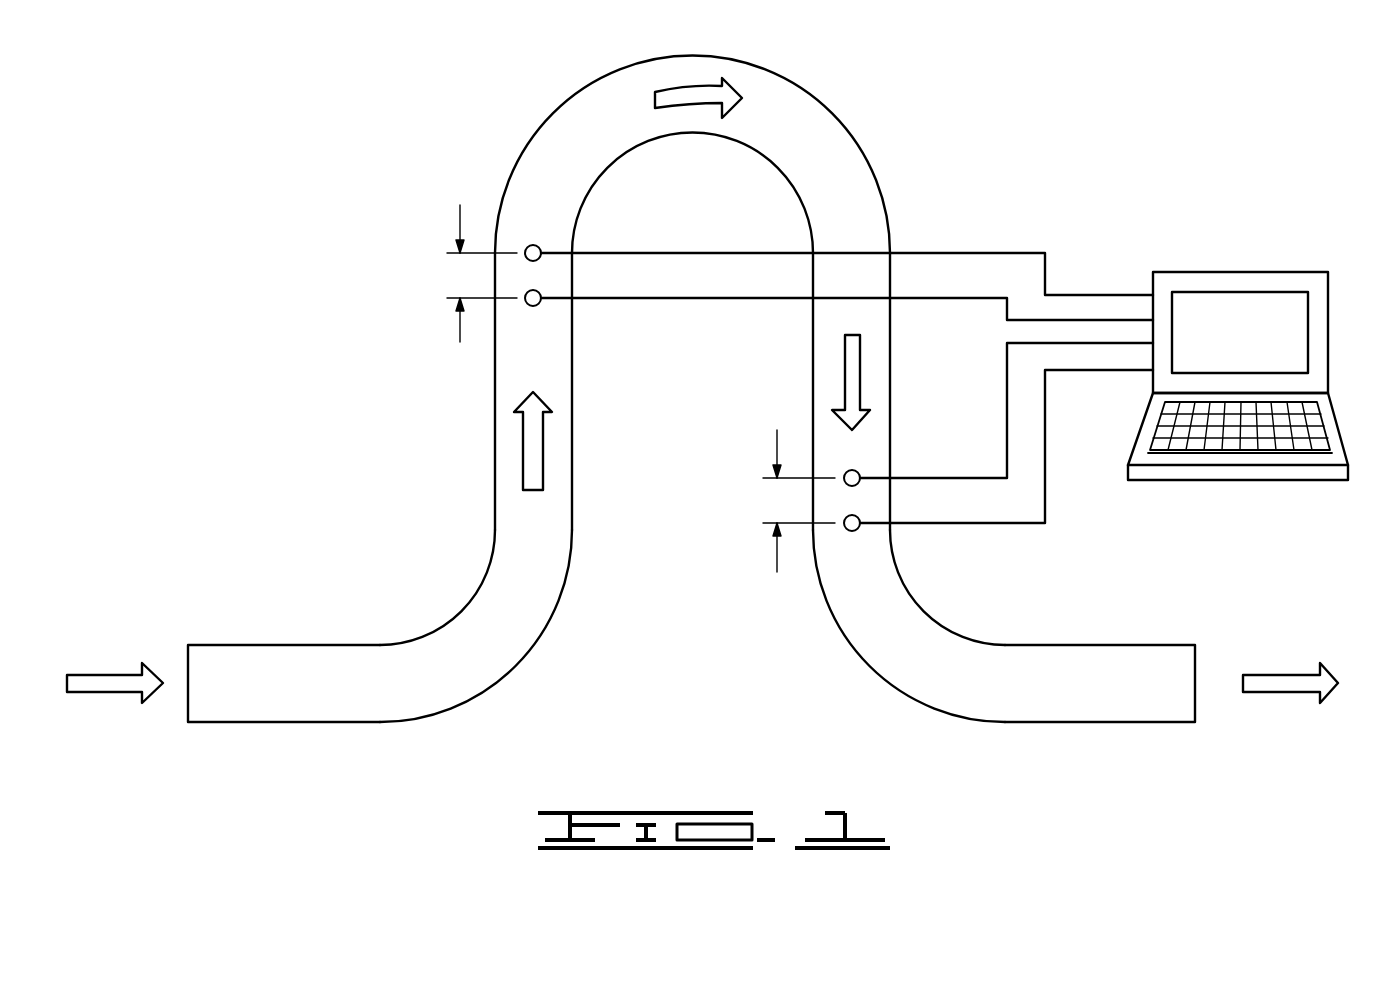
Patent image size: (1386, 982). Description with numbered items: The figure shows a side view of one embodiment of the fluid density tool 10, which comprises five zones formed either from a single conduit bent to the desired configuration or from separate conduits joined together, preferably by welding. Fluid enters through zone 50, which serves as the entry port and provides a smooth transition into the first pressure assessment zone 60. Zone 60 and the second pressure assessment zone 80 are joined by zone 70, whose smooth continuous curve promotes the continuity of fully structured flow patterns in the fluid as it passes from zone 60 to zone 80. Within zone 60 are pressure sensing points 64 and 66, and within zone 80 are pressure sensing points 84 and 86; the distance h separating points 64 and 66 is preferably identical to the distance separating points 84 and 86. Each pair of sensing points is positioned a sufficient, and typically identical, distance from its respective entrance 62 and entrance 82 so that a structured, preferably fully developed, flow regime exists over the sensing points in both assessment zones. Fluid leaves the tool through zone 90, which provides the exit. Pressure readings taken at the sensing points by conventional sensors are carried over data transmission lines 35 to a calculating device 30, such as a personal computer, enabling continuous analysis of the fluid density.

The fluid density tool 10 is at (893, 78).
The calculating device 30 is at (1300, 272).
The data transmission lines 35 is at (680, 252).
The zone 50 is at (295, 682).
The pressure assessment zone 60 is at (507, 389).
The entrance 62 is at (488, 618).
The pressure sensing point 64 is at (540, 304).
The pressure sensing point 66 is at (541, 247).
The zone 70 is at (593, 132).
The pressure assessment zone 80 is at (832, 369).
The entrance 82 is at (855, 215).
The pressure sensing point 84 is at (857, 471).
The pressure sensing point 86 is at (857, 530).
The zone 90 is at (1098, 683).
============================================================
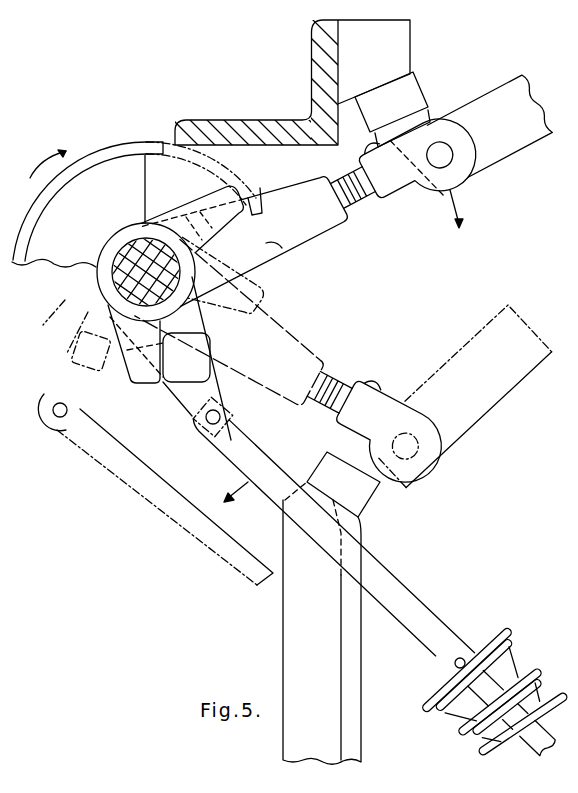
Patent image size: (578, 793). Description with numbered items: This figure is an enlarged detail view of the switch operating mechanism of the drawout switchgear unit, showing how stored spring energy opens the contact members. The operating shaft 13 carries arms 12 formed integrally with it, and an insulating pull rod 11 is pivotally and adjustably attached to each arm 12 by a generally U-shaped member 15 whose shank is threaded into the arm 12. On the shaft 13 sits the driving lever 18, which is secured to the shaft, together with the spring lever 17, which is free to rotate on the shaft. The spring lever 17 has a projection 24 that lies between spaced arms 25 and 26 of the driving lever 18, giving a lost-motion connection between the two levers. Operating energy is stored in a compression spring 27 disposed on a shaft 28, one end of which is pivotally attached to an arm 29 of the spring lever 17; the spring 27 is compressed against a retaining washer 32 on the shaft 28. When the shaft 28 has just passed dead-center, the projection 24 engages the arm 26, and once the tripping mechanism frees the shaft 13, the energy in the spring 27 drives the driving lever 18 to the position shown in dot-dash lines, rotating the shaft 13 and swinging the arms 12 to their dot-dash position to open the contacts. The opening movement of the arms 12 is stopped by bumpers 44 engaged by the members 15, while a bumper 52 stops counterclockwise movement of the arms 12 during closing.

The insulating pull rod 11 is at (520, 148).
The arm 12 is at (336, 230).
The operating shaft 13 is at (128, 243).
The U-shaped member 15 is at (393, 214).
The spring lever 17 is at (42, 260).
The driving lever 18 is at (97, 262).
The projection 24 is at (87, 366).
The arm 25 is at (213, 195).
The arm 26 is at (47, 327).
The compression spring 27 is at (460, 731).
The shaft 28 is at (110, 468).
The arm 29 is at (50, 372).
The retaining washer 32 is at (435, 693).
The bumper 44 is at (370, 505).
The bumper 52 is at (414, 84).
============================================================
*WRITTEN TASK*: Copy out the material word for word, from the line with "Patent image size: (1386, 982)." to the line with "The zone 90 is at (1098, 683).".

*TASK OUTPUT*:
Patent image size: (1386, 982). Description with numbered items: The figure shows a side view of one embodiment of the fluid density tool 10, which comprises five zones formed either from a single conduit bent to the desired configuration or from separate conduits joined together, preferably by welding. Fluid enters through zone 50, which serves as the entry port and provides a smooth transition into the first pressure assessment zone 60. Zone 60 and the second pressure assessment zone 80 are joined by zone 70, whose smooth continuous curve promotes the continuity of fully structured flow patterns in the fluid as it passes from zone 60 to zone 80. Within zone 60 are pressure sensing points 64 and 66, and within zone 80 are pressure sensing points 84 and 86; the distance h separating points 64 and 66 is preferably identical to the distance separating points 84 and 86. Each pair of sensing points is positioned a sufficient, and typically identical, distance from its respective entrance 62 and entrance 82 so that a structured, preferably fully developed, flow regime exists over the sensing points in both assessment zones. Fluid leaves the tool through zone 90, which provides the exit. Pressure readings taken at the sensing points by conventional sensors are carried over data transmission lines 35 to a calculating device 30, such as a personal computer, enabling continuous analysis of the fluid density.

The fluid density tool 10 is at (893, 78).
The calculating device 30 is at (1300, 272).
The data transmission lines 35 is at (680, 252).
The zone 50 is at (295, 682).
The pressure assessment zone 60 is at (507, 389).
The entrance 62 is at (488, 618).
The pressure sensing point 64 is at (540, 304).
The pressure sensing point 66 is at (541, 247).
The zone 70 is at (593, 132).
The pressure assessment zone 80 is at (832, 369).
The entrance 82 is at (855, 215).
The pressure sensing point 84 is at (857, 471).
The pressure sensing point 86 is at (857, 530).
The zone 90 is at (1098, 683).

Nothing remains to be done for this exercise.